::: Exercise materials

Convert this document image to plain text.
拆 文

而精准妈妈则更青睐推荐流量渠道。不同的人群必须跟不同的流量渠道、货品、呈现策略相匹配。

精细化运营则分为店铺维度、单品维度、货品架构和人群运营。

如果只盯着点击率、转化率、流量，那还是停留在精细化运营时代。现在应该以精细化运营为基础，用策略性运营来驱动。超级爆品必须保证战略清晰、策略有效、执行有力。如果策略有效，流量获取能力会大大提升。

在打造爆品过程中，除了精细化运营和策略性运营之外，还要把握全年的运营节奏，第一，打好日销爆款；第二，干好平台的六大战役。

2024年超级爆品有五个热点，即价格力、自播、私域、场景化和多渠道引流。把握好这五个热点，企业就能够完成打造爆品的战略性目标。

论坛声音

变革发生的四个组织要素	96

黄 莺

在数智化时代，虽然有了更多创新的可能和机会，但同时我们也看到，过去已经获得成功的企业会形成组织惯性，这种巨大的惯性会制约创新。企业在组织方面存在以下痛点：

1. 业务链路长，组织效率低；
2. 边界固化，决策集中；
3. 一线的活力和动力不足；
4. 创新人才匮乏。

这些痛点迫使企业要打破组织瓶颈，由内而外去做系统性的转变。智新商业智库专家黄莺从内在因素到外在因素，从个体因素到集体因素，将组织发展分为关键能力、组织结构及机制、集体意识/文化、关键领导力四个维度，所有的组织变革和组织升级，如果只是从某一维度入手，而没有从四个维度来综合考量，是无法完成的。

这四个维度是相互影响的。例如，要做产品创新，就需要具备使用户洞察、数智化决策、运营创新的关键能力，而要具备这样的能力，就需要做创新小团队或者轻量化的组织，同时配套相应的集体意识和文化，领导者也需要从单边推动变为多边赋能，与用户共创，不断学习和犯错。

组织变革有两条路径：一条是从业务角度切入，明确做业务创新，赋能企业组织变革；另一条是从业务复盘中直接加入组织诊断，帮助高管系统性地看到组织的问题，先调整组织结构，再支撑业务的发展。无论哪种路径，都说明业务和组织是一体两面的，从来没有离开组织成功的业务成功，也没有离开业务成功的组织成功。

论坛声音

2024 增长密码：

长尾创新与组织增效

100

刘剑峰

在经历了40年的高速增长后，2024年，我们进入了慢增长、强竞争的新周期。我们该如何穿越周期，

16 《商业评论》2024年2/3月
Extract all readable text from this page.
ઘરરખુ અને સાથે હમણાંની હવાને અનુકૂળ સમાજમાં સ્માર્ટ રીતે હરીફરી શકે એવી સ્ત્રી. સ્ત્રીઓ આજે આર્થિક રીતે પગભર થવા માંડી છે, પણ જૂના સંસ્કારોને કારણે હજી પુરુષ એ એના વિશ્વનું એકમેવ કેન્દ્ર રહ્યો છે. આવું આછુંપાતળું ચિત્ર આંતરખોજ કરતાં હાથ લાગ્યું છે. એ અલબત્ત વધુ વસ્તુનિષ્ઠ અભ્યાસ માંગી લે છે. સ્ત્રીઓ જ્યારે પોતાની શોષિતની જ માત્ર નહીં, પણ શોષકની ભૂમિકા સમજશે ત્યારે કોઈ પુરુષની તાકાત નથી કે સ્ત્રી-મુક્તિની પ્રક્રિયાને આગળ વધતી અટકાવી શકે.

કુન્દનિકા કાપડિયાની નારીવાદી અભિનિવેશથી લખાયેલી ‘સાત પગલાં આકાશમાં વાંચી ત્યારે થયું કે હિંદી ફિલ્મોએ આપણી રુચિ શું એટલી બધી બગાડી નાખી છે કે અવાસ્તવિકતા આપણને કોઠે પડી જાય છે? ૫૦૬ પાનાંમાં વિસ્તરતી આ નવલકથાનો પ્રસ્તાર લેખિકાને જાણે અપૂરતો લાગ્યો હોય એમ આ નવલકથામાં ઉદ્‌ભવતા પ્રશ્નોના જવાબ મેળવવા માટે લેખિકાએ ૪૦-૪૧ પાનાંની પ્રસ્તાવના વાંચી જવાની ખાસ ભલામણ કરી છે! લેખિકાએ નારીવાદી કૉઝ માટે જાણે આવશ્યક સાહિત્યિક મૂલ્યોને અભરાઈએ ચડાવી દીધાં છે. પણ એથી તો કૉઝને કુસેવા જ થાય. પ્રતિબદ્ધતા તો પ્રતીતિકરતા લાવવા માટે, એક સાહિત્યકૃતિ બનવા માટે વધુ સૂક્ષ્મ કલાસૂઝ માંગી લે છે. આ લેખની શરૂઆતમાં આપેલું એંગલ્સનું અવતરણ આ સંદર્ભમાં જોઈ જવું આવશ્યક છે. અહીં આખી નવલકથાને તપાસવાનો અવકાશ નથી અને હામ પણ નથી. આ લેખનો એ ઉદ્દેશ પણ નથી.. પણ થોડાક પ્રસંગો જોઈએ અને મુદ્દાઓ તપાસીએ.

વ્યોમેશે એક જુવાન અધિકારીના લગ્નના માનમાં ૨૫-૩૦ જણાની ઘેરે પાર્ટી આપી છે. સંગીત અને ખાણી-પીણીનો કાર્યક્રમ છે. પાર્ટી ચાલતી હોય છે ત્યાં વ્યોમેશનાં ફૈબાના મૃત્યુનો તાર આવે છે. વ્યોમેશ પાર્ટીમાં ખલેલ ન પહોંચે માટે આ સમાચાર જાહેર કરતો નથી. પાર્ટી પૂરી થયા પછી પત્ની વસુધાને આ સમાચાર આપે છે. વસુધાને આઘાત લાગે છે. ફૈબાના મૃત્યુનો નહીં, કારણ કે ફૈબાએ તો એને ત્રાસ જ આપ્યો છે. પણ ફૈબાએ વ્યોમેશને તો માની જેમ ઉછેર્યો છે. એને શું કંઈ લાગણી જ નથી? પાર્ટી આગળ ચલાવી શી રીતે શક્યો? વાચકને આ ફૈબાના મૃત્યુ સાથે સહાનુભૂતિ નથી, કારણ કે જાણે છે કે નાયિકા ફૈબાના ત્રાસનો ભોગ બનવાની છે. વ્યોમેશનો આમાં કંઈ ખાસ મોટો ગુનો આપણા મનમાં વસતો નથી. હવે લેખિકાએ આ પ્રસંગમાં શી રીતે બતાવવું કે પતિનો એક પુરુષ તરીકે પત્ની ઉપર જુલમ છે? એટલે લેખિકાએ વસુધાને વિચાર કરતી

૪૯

::::::

Set task → Looking at the material above, count the lines containing the string "text" and reply with the count alone.

The solution → 2